**WHAT IS EXPECTED:** Look through the data below and work out how many lines contain the string "button". Give the number alone.

[start DATASET RECORDS]

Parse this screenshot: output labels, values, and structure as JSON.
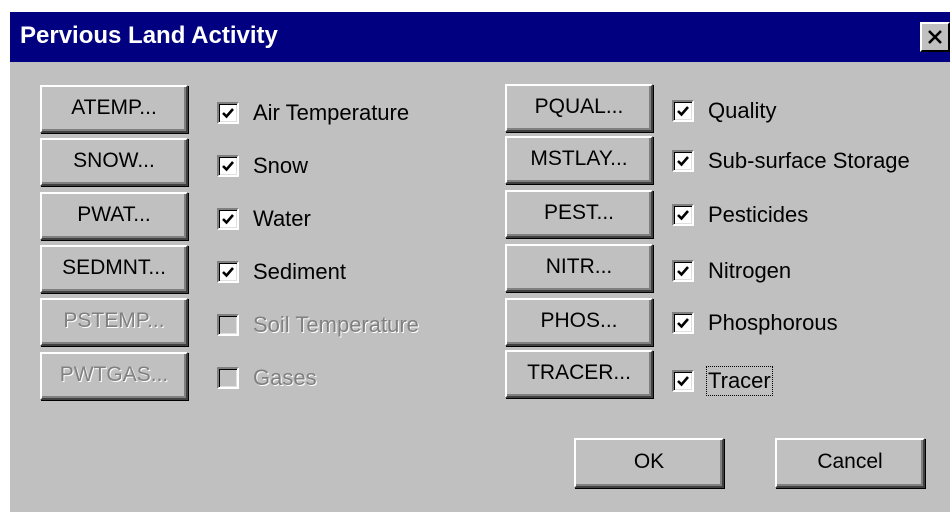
{
  "window": {
    "title": "Pervious Land Activity",
    "close_icon": "close-x-icon"
  },
  "left_column": [
    {
      "button": "ATEMP...",
      "label": "Air Temperature",
      "checked": true,
      "enabled": true
    },
    {
      "button": "SNOW...",
      "label": "Snow",
      "checked": true,
      "enabled": true
    },
    {
      "button": "PWAT...",
      "label": "Water",
      "checked": true,
      "enabled": true
    },
    {
      "button": "SEDMNT...",
      "label": "Sediment",
      "checked": true,
      "enabled": true
    },
    {
      "button": "PSTEMP...",
      "label": "Soil Temperature",
      "checked": false,
      "enabled": false
    },
    {
      "button": "PWTGAS...",
      "label": "Gases",
      "checked": false,
      "enabled": false
    }
  ],
  "right_column": [
    {
      "button": "PQUAL...",
      "label": "Quality",
      "checked": true,
      "enabled": true
    },
    {
      "button": "MSTLAY...",
      "label": "Sub-surface Storage",
      "checked": true,
      "enabled": true
    },
    {
      "button": "PEST...",
      "label": "Pesticides",
      "checked": true,
      "enabled": true
    },
    {
      "button": "NITR...",
      "label": "Nitrogen",
      "checked": true,
      "enabled": true
    },
    {
      "button": "PHOS...",
      "label": "Phosphorous",
      "checked": true,
      "enabled": true
    },
    {
      "button": "TRACER...",
      "label": "Tracer",
      "checked": true,
      "enabled": true,
      "focused": true
    }
  ],
  "footer": {
    "ok_label": "OK",
    "cancel_label": "Cancel"
  },
  "colors": {
    "titlebar": "#000080",
    "face": "#c0c0c0",
    "disabled_text": "#808080"
  }
}
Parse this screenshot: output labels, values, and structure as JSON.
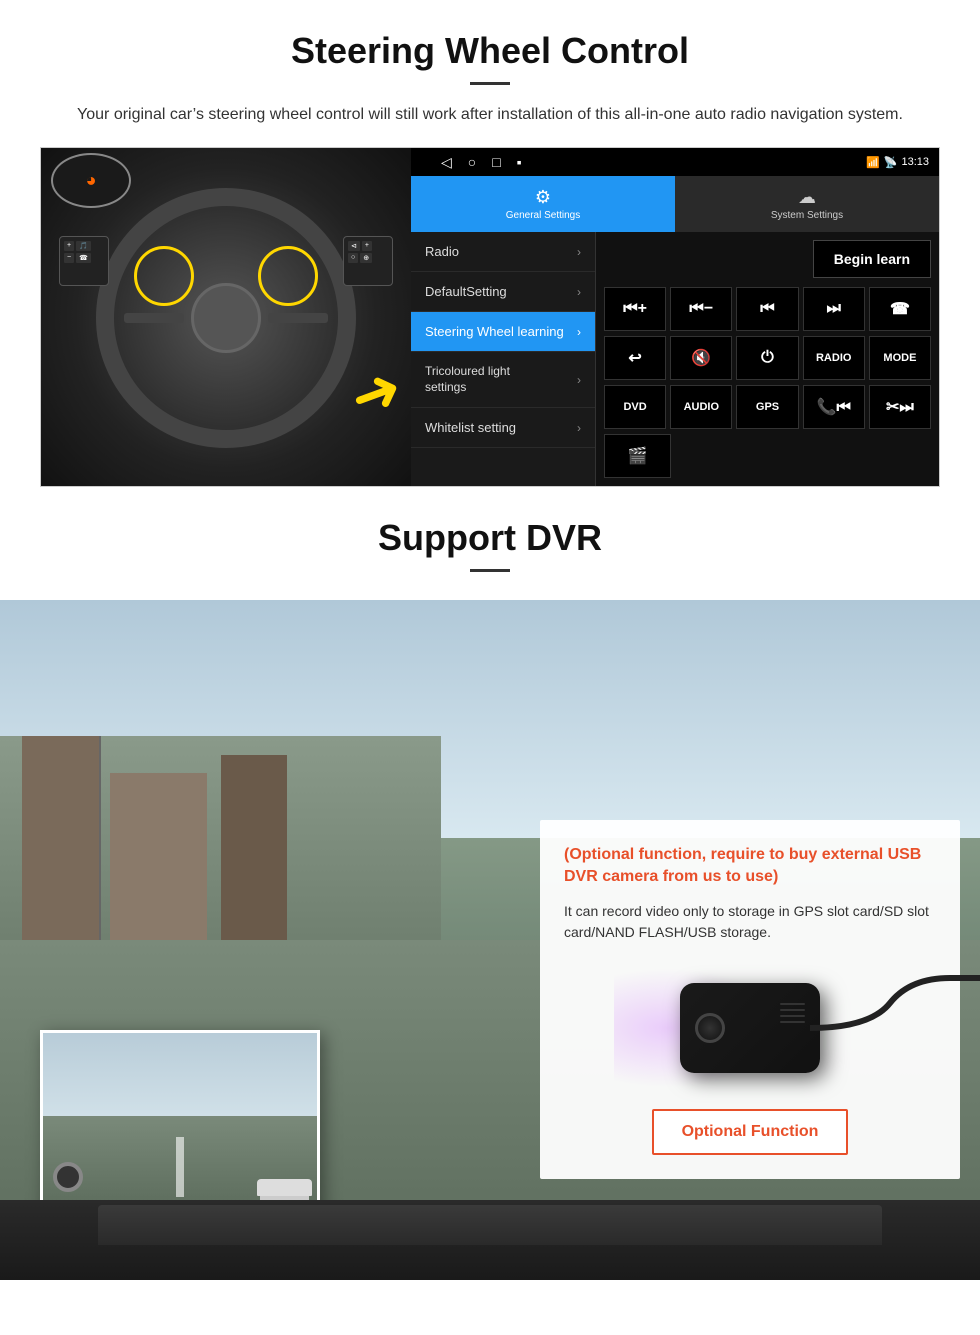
{
  "steering": {
    "title": "Steering Wheel Control",
    "subtitle": "Your original car’s steering wheel control will still work after installation of this all-in-one auto radio navigation system.",
    "android": {
      "statusbar": {
        "time": "13:13",
        "signal_icon": "▼",
        "wifi_icon": "▾",
        "battery_icon": "▪"
      },
      "tabs": [
        {
          "label": "General Settings",
          "icon": "⚙",
          "active": true
        },
        {
          "label": "System Settings",
          "icon": "☁",
          "active": false
        }
      ],
      "navbar": {
        "back": "◁",
        "home": "○",
        "recents": "□",
        "menu": "▪"
      },
      "menu_items": [
        {
          "label": "Radio",
          "highlighted": false
        },
        {
          "label": "DefaultSetting",
          "highlighted": false
        },
        {
          "label": "Steering Wheel learning",
          "highlighted": true
        },
        {
          "label": "Tricoloured light settings",
          "highlighted": false
        },
        {
          "label": "Whitelist setting",
          "highlighted": false
        }
      ],
      "begin_learn_btn": "Begin learn",
      "control_rows": [
        [
          "⏮+",
          "⏮−",
          "⏮",
          "⏭",
          "☎"
        ],
        [
          "↩",
          "🔇",
          "⏻",
          "RADIO",
          "MODE"
        ],
        [
          "DVD",
          "AUDIO",
          "GPS",
          "📞⏮",
          "✂⏭"
        ],
        [
          "🎬"
        ]
      ]
    }
  },
  "dvr": {
    "title": "Support DVR",
    "optional_text": "(Optional function, require to buy external USB DVR camera from us to use)",
    "desc_text": "It can record video only to storage in GPS slot card/SD slot card/NAND FLASH/USB storage.",
    "optional_btn": "Optional Function"
  }
}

[end DATASET RECORDS]

**ANSWER TO THE PROBLEM:** 12